* **GIVEN INSTRUCTION**
Select from the records below every line that has the word "text" in it.

* **Data items**
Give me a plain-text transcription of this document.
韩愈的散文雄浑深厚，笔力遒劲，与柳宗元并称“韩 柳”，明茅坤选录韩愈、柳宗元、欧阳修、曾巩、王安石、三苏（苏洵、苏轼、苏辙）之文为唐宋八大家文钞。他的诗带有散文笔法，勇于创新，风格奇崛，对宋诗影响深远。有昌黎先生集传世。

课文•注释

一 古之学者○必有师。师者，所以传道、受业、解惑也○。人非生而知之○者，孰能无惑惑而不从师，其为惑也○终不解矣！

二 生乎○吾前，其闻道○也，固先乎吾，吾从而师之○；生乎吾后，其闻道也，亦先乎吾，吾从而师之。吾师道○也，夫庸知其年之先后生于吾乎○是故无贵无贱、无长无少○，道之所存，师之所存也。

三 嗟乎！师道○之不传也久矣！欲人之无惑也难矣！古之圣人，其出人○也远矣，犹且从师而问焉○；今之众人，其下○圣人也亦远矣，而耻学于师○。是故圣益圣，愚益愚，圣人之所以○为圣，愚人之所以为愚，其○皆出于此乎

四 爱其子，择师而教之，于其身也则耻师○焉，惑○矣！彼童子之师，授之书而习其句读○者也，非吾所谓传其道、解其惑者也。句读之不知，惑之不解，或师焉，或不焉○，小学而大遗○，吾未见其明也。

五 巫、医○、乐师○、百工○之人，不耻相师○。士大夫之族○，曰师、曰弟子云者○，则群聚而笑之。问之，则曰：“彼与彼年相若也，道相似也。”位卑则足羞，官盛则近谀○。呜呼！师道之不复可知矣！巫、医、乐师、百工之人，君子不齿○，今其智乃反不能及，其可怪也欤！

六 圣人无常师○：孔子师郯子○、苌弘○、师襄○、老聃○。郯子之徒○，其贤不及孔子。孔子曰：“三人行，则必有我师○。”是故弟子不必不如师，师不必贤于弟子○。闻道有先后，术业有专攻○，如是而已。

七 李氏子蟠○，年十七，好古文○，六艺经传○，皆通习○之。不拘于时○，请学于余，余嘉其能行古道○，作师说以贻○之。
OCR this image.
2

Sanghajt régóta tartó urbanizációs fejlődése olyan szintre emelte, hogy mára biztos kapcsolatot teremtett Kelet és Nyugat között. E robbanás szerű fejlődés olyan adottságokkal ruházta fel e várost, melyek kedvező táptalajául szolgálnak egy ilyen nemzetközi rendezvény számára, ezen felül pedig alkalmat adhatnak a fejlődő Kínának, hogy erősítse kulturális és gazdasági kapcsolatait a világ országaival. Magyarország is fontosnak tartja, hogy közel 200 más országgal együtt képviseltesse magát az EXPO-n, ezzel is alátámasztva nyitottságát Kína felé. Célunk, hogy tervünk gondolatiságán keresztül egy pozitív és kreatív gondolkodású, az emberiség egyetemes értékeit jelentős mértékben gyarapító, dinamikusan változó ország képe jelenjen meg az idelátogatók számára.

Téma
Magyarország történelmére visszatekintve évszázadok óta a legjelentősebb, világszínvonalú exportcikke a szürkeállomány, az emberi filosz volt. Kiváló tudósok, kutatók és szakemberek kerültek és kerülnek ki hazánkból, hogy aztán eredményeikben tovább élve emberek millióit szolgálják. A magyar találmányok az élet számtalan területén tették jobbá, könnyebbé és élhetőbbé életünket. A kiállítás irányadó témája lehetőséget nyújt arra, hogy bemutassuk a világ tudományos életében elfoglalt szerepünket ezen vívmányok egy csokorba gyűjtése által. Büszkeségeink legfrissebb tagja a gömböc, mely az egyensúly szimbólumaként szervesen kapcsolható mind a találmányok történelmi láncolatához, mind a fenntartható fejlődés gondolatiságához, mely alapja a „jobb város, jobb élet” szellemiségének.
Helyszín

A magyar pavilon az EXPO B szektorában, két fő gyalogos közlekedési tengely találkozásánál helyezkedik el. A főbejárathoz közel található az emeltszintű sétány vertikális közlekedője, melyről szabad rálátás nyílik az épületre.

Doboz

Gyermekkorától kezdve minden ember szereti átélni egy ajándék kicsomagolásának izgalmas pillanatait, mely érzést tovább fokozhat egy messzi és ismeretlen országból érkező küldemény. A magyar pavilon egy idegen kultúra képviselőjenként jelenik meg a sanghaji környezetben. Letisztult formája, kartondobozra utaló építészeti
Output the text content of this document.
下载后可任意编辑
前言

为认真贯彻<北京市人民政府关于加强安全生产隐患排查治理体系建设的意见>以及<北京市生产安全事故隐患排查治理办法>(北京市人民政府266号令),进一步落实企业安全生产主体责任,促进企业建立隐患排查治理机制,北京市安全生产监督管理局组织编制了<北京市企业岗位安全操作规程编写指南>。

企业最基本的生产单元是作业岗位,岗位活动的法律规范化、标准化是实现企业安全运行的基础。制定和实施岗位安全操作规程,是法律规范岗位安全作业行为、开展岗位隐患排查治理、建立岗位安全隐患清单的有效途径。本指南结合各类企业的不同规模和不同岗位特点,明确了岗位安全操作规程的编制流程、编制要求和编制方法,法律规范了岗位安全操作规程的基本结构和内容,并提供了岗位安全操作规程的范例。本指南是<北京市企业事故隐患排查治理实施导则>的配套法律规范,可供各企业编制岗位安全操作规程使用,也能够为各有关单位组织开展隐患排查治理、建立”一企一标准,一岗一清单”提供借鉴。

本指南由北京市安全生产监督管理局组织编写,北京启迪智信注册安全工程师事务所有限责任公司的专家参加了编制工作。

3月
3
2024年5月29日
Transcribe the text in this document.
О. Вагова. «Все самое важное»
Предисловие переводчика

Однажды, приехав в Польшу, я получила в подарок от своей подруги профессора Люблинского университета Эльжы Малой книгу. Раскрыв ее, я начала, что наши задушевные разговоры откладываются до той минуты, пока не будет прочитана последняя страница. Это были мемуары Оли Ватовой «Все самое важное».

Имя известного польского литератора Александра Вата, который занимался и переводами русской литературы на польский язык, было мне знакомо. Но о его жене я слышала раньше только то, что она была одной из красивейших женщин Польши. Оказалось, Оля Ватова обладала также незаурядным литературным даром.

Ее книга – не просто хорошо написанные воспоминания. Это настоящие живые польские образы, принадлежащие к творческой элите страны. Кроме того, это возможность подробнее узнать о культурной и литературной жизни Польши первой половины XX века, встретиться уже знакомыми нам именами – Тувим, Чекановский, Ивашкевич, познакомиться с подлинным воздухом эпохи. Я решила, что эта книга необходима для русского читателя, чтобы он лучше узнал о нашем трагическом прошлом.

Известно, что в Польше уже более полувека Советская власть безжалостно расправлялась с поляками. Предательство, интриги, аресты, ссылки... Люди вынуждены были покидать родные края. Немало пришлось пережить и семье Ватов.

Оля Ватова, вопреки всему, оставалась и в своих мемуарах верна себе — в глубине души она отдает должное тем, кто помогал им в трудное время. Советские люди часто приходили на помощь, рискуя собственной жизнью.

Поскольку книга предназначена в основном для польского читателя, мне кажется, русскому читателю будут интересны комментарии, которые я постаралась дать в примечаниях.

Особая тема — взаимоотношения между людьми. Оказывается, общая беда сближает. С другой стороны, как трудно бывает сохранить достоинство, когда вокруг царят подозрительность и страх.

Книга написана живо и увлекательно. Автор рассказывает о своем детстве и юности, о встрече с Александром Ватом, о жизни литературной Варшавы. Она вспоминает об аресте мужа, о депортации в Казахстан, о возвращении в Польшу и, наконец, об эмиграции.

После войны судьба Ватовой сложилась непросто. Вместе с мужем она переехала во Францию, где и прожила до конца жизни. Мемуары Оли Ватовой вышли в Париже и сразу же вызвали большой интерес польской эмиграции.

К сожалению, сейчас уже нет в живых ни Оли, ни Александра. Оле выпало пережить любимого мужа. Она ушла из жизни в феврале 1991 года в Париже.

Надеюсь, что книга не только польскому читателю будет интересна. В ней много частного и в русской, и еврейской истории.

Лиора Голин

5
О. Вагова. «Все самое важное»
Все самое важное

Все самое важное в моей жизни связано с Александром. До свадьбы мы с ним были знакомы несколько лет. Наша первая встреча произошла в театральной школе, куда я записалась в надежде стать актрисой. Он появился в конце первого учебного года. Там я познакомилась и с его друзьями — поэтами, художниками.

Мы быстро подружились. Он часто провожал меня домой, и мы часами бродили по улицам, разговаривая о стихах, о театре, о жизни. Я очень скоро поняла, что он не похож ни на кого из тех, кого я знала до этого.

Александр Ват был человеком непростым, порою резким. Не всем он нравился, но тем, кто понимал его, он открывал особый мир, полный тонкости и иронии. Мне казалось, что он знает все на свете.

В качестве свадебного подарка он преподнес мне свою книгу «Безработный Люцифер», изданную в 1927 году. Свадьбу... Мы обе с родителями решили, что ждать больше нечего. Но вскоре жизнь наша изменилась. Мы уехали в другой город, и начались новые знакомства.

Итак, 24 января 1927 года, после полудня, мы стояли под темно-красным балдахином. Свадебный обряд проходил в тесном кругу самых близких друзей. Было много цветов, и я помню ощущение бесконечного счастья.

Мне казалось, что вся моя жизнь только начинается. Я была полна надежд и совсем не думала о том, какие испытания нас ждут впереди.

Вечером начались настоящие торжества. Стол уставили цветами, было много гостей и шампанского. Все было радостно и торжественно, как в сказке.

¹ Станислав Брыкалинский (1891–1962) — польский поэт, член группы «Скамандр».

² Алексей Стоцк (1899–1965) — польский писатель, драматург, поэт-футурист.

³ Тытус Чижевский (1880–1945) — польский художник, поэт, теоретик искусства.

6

* **COMPLETED EXERCISE**
Give me a plain-text transcription of this document.
Output the text content of this document.
Transcribe the text in this document.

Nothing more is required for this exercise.